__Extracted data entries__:
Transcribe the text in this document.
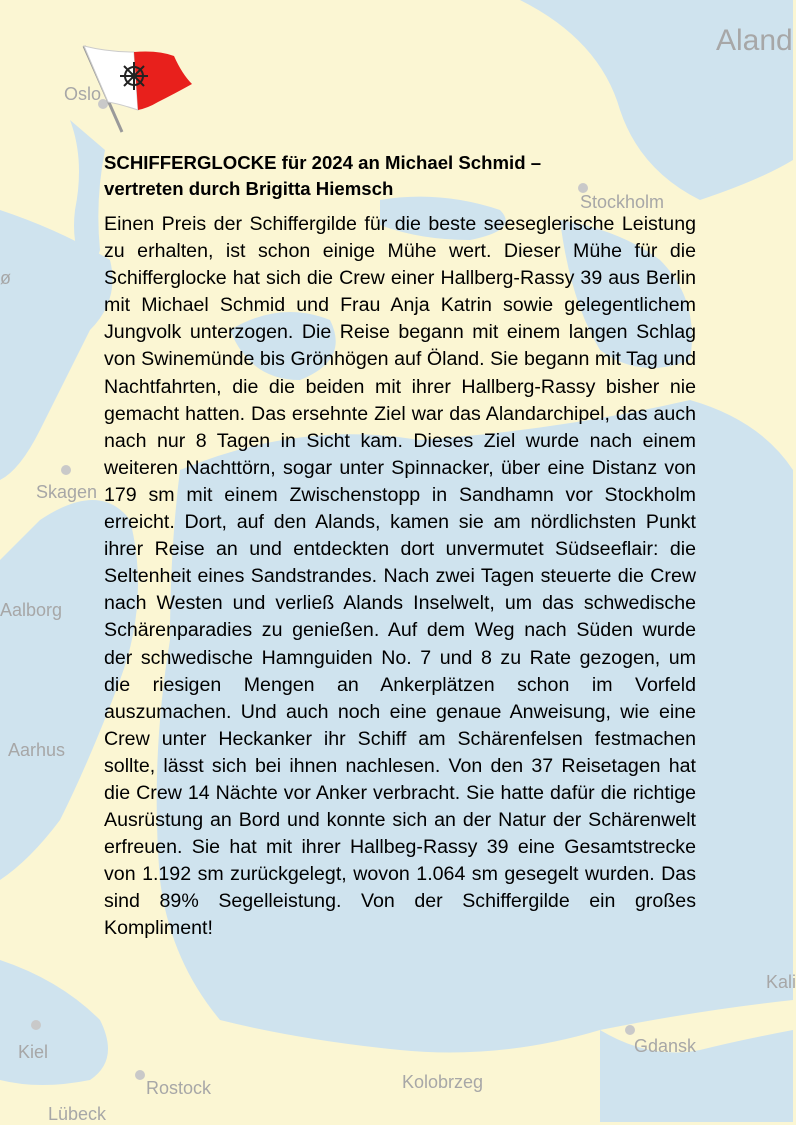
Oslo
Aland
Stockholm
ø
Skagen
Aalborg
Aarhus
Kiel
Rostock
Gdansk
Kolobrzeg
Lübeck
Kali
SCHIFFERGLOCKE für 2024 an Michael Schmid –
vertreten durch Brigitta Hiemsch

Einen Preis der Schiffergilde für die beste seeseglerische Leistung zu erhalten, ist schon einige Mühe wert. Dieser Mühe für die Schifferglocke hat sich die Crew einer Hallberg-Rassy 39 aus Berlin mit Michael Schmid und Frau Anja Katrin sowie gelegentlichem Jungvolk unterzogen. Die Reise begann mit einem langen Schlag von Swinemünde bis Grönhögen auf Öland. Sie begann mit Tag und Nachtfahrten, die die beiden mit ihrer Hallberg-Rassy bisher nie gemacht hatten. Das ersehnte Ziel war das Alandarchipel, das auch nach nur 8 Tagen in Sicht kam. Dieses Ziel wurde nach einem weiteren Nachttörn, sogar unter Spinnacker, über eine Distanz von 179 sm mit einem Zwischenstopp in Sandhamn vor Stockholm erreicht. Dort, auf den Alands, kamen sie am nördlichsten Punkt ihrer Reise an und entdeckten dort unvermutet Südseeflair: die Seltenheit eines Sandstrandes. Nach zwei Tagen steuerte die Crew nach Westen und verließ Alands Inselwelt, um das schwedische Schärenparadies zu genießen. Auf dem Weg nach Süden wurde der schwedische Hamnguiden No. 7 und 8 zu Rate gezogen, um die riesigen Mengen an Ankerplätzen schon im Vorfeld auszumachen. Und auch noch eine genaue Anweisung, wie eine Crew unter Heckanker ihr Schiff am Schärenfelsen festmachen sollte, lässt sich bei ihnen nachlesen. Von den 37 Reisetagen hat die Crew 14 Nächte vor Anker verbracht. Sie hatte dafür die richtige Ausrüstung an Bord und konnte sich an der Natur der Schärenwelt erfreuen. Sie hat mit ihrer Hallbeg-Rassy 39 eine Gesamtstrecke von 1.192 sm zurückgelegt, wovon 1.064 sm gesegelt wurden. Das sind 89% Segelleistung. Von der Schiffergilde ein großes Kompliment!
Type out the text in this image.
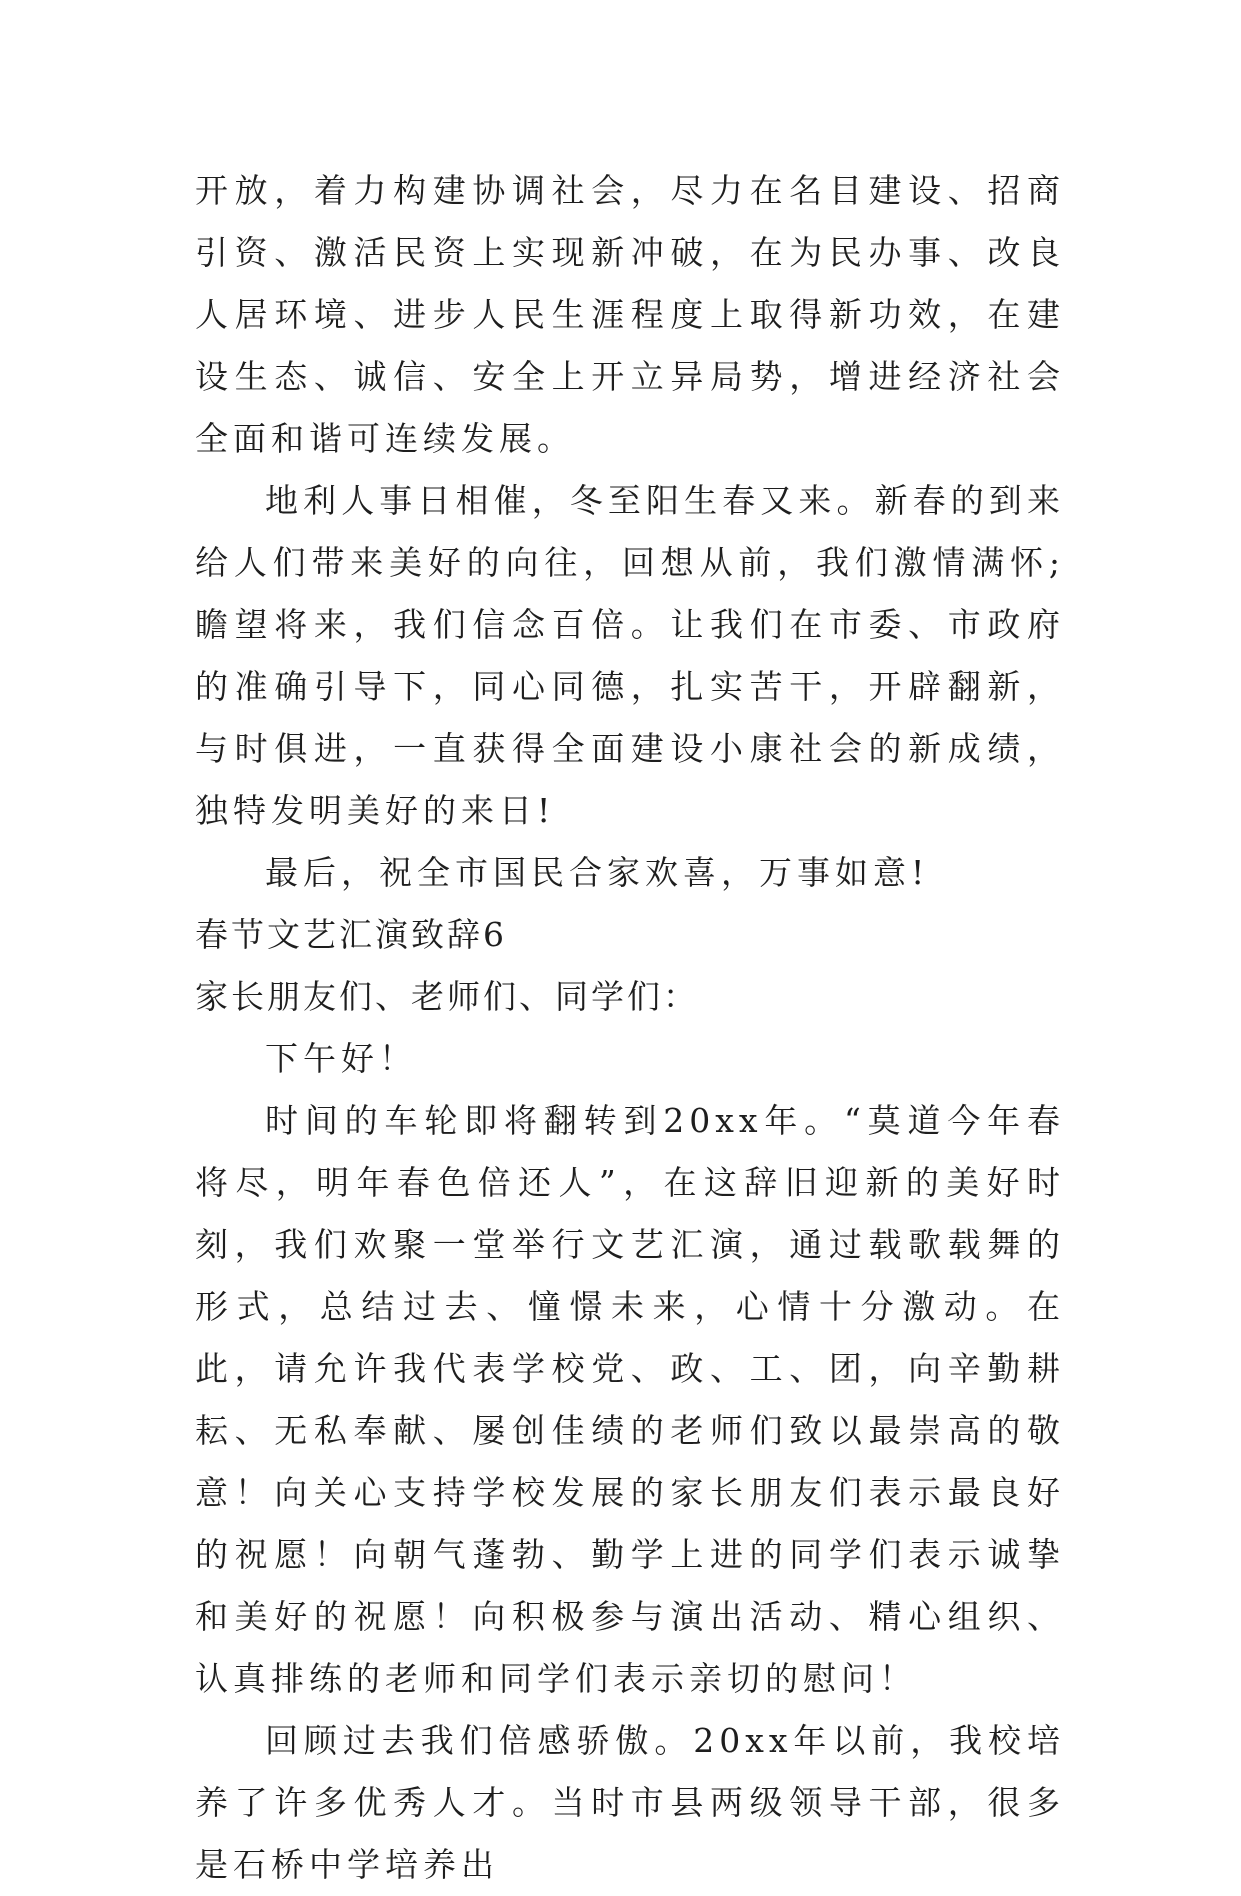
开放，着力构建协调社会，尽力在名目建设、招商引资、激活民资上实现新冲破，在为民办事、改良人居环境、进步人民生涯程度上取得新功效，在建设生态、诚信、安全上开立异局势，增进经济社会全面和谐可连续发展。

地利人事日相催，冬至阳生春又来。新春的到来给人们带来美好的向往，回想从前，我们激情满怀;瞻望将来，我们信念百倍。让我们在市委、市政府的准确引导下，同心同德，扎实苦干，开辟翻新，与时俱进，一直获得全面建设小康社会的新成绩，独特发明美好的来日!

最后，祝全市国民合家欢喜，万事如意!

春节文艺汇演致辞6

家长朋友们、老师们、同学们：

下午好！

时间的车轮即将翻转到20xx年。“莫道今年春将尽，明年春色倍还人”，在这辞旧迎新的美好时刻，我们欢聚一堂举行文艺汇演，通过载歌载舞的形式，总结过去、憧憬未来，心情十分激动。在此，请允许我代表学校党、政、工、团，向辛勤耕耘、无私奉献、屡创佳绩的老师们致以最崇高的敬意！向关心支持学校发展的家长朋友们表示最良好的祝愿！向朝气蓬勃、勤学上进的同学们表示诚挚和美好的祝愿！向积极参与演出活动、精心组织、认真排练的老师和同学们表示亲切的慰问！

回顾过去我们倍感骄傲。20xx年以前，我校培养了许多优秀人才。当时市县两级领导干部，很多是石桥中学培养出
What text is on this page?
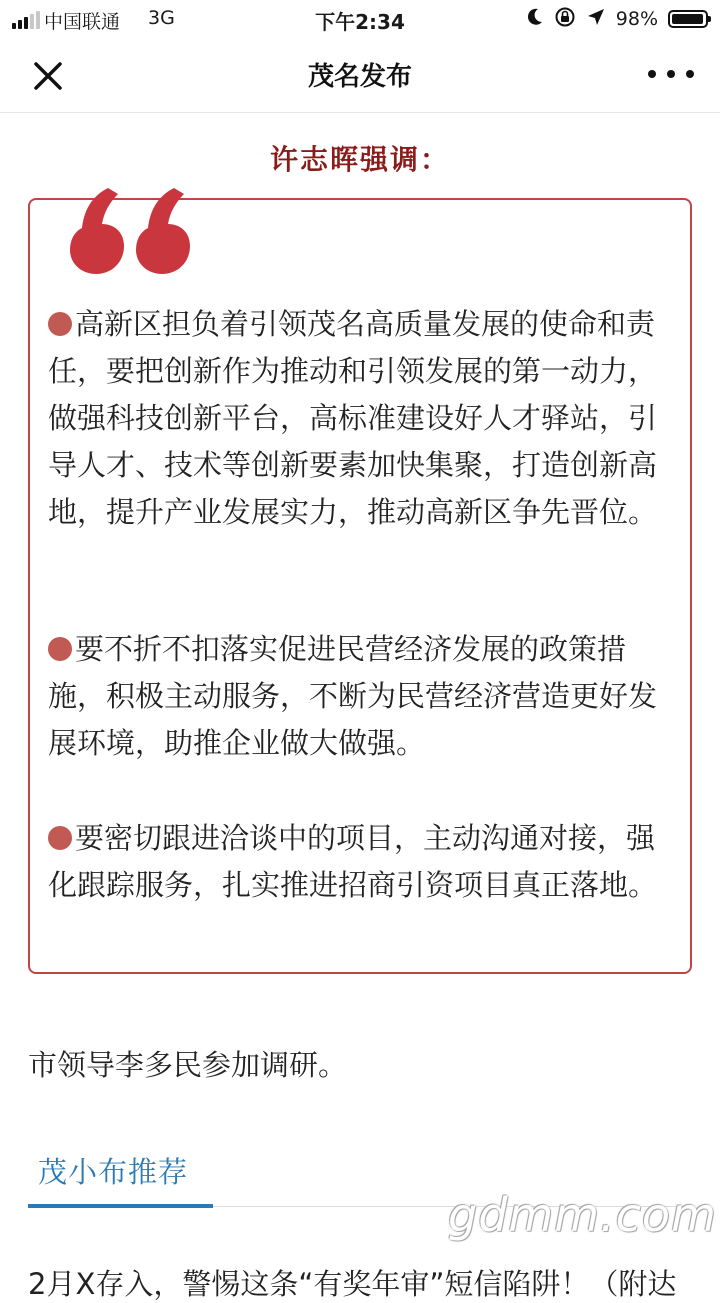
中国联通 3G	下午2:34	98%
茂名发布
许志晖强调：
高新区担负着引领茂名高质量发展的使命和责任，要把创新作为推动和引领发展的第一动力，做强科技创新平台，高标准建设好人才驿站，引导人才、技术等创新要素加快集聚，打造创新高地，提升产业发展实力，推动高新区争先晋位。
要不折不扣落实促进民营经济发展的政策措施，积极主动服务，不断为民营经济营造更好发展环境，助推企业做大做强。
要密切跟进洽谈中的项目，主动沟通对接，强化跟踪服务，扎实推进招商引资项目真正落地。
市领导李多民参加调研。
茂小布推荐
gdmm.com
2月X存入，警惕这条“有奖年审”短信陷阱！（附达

__CHALLENGE__: Show, from the material above, each line that includes the string "this".

__EXERCISE RESPONSE__:
Transcribe the text in this document.
Type out the text in this image.
What text is on this page?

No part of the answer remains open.